**Task objective:** Give the records again in full, exactly as they appear, but without the pictures.

━━ Extracted records

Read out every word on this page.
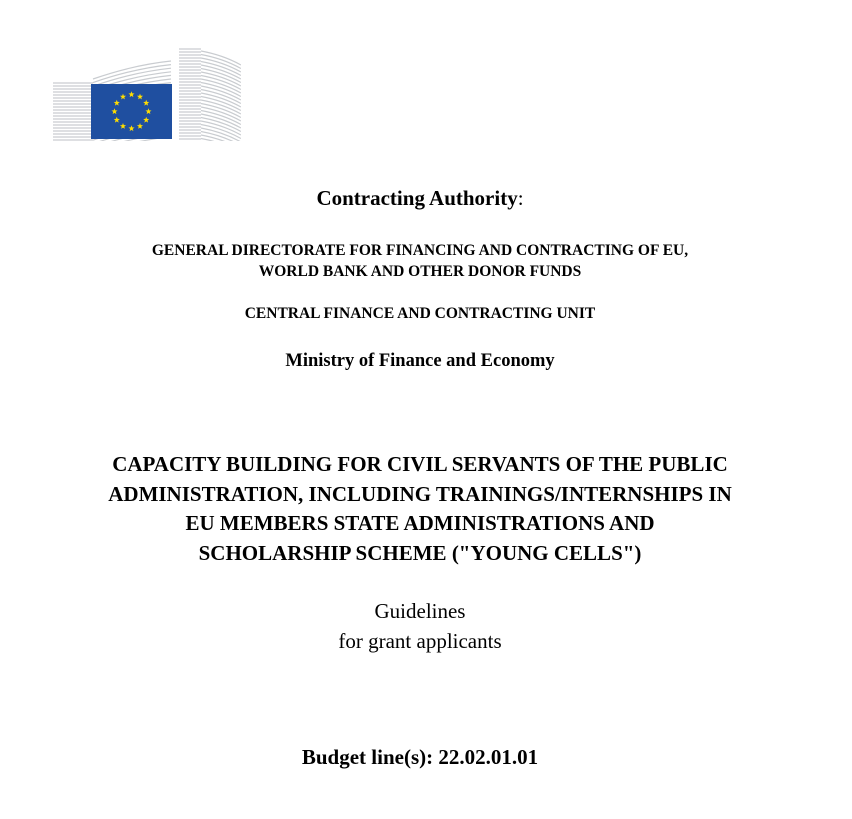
Contracting Authority:
GENERAL DIRECTORATE FOR FINANCING AND CONTRACTING OF EU,
WORLD BANK AND OTHER DONOR FUNDS
CENTRAL FINANCE AND CONTRACTING UNIT
Ministry of Finance and Economy
CAPACITY BUILDING FOR CIVIL SERVANTS OF THE PUBLIC
ADMINISTRATION, INCLUDING TRAININGS/INTERNSHIPS IN
EU MEMBERS STATE ADMINISTRATIONS AND
SCHOLARSHIP SCHEME ("YOUNG CELLS")
Guidelines
for grant applicants
Budget line(s): 22.02.01.01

━━━━

**Answer section:**
Read out every word on this page.
Contracting Authority:
GENERAL DIRECTORATE FOR FINANCING AND CONTRACTING OF EU,
WORLD BANK AND OTHER DONOR FUNDS
CENTRAL FINANCE AND CONTRACTING UNIT
Ministry of Finance and Economy
CAPACITY BUILDING FOR CIVIL SERVANTS OF THE PUBLIC
ADMINISTRATION, INCLUDING TRAININGS/INTERNSHIPS IN
EU MEMBERS STATE ADMINISTRATIONS AND
SCHOLARSHIP SCHEME ("YOUNG CELLS")
Guidelines
for grant applicants
Budget line(s): 22.02.01.01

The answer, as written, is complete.